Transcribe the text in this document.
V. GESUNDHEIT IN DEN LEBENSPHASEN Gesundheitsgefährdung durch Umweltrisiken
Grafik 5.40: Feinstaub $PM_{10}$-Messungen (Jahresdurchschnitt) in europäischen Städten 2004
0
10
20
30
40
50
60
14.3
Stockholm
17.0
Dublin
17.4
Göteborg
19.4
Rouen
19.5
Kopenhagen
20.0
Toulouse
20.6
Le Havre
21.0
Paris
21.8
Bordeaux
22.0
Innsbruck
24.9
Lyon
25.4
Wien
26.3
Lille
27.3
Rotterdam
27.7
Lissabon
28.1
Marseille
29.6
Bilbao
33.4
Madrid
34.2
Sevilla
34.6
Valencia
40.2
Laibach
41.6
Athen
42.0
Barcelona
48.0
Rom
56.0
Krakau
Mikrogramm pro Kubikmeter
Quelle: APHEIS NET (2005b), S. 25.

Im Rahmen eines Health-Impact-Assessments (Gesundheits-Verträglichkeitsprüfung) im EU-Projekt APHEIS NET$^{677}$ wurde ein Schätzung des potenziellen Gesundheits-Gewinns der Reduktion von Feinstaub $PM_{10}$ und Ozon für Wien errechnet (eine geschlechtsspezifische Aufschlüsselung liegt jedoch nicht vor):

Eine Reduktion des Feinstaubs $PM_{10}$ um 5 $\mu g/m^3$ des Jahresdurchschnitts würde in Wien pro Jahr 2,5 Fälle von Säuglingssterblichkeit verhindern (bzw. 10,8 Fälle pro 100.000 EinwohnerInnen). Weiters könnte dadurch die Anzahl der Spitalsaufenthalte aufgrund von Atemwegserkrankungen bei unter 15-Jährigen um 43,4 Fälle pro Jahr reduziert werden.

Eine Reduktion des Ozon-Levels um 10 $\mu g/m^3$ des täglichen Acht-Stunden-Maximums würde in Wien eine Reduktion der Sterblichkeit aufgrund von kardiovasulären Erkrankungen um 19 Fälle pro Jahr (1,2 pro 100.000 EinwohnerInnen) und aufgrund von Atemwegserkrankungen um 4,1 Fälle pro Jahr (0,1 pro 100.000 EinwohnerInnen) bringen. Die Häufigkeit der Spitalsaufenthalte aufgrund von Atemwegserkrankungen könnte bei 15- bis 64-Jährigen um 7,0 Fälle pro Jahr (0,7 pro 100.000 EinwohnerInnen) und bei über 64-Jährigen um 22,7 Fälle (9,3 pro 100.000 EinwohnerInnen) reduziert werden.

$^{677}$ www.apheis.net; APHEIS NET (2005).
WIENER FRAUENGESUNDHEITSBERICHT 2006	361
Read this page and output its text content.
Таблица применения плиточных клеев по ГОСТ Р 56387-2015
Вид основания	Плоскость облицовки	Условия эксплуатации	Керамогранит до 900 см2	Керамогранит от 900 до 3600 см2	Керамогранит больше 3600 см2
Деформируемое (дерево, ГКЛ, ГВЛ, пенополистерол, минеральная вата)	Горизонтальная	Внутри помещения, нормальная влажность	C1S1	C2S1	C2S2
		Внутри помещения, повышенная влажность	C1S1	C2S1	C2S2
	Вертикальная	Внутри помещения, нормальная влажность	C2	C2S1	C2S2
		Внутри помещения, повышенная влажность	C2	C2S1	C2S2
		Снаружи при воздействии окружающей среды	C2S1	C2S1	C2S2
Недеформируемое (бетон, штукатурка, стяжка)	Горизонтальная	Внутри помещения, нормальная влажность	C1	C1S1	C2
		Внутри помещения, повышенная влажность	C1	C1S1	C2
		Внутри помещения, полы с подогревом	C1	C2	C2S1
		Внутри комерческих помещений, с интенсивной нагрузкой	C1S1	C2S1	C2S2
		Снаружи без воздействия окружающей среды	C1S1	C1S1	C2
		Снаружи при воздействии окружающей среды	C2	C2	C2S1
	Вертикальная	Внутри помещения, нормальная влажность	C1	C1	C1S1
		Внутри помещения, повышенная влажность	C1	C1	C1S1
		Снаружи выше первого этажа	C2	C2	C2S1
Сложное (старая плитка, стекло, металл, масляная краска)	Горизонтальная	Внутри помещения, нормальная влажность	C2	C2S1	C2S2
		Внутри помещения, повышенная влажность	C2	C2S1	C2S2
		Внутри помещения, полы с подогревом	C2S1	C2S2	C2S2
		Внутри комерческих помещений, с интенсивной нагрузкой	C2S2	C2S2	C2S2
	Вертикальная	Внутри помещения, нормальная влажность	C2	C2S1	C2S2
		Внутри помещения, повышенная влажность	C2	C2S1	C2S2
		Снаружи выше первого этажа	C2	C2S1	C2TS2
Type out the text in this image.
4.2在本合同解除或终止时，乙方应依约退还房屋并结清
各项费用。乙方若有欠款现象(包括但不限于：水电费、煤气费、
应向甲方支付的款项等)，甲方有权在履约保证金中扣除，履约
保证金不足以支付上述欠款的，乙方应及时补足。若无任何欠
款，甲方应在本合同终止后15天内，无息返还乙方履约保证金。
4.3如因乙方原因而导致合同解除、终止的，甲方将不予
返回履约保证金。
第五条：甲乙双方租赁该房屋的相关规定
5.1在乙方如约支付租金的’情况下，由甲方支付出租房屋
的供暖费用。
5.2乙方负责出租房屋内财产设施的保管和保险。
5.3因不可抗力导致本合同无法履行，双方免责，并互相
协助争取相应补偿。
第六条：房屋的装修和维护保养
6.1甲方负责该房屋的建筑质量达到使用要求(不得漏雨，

» TASK INSTRUCTIONS
Only lines that contain the word "полы" are wanted; copy each of them.

» OUTPUT FOR THIS EXERCISE
		Внутри помещения, полы с подогревом	C1	C2	C2S1
		Внутри помещения, полы с подогревом	C2S1	C2S2	C2S2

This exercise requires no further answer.